■ EXERCISE DETAILS
Write out, precisely and in full, each line of the material.

■ RECORDS FOR THIS EXERCISE
◆ ◆ ◆
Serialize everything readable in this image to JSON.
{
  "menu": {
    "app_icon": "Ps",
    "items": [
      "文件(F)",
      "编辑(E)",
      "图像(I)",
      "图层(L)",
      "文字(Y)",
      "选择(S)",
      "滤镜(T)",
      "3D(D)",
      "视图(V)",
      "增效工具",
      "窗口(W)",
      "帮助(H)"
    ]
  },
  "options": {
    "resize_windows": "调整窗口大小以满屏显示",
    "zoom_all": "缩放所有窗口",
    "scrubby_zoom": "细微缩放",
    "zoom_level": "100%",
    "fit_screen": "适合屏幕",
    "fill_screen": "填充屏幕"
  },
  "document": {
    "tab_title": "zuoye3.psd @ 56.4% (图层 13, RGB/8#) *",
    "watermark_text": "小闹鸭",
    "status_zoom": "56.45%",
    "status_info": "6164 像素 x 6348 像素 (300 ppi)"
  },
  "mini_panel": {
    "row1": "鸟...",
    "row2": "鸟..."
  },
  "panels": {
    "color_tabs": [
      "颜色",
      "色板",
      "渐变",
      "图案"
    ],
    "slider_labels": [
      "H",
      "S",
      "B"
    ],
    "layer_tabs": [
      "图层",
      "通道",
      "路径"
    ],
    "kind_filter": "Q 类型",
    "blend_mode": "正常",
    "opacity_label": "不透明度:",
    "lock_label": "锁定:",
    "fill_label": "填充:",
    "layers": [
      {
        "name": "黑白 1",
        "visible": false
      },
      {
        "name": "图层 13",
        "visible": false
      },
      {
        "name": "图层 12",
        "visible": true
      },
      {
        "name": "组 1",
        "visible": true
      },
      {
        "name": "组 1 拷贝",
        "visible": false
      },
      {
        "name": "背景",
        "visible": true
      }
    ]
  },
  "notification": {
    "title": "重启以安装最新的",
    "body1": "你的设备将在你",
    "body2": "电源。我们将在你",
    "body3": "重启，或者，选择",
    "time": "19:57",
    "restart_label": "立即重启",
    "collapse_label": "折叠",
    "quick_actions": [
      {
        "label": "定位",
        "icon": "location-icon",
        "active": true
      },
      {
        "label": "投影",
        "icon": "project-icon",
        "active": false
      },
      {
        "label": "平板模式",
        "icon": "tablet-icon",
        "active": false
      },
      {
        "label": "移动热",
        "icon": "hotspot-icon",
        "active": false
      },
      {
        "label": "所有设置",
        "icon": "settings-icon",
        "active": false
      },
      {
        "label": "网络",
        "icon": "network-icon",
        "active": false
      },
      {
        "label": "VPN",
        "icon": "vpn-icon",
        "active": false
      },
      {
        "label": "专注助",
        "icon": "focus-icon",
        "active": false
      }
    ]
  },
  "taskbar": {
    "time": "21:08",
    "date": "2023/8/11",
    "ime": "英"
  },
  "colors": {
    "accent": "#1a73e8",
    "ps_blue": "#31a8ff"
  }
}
◆ ◆ ◆
■ OUTPUT FOR THIS EXERCISE
Serialize everything readable in this image to JSON.
{
  "menu": {
    "app_icon": "Ps",
    "items": [
      "文件(F)",
      "编辑(E)",
      "图像(I)",
      "图层(L)",
      "文字(Y)",
      "选择(S)",
      "滤镜(T)",
      "3D(D)",
      "视图(V)",
      "增效工具",
      "窗口(W)",
      "帮助(H)"
    ]
  },
  "options": {
    "resize_windows": "调整窗口大小以满屏显示",
    "zoom_all": "缩放所有窗口",
    "scrubby_zoom": "细微缩放",
    "zoom_level": "100%",
    "fit_screen": "适合屏幕",
    "fill_screen": "填充屏幕"
  },
  "document": {
    "tab_title": "zuoye3.psd @ 56.4% (图层 13, RGB/8#) *",
    "watermark_text": "小闹鸭",
    "status_zoom": "56.45%",
    "status_info": "6164 像素 x 6348 像素 (300 ppi)"
  },
  "mini_panel": {
    "row1": "鸟...",
    "row2": "鸟..."
  },
  "panels": {
    "color_tabs": [
      "颜色",
      "色板",
      "渐变",
      "图案"
    ],
    "slider_labels": [
      "H",
      "S",
      "B"
    ],
    "layer_tabs": [
      "图层",
      "通道",
      "路径"
    ],
    "kind_filter": "Q 类型",
    "blend_mode": "正常",
    "opacity_label": "不透明度:",
    "lock_label": "锁定:",
    "fill_label": "填充:",
    "layers": [
      {
        "name": "黑白 1",
        "visible": false
      },
      {
        "name": "图层 13",
        "visible": false
      },
      {
        "name": "图层 12",
        "visible": true
      },
      {
        "name": "组 1",
        "visible": true
      },
      {
        "name": "组 1 拷贝",
        "visible": false
      },
      {
        "name": "背景",
        "visible": true
      }
    ]
  },
  "notification": {
    "title": "重启以安装最新的",
    "body1": "你的设备将在你",
    "body2": "电源。我们将在你",
    "body3": "重启，或者，选择",
    "time": "19:57",
    "restart_label": "立即重启",
    "collapse_label": "折叠",
    "quick_actions": [
      {
        "label": "定位",
        "icon": "location-icon",
        "active": true
      },
      {
        "label": "投影",
        "icon": "project-icon",
        "active": false
      },
      {
        "label": "平板模式",
        "icon": "tablet-icon",
        "active": false
      },
      {
        "label": "移动热",
        "icon": "hotspot-icon",
        "active": false
      },
      {
        "label": "所有设置",
        "icon": "settings-icon",
        "active": false
      },
      {
        "label": "网络",
        "icon": "network-icon",
        "active": false
      },
      {
        "label": "VPN",
        "icon": "vpn-icon",
        "active": false
      },
      {
        "label": "专注助",
        "icon": "focus-icon",
        "active": false
      }
    ]
  },
  "taskbar": {
    "time": "21:08",
    "date": "2023/8/11",
    "ime": "英"
  },
  "colors": {
    "accent": "#1a73e8",
    "ps_blue": "#31a8ff"
  }
}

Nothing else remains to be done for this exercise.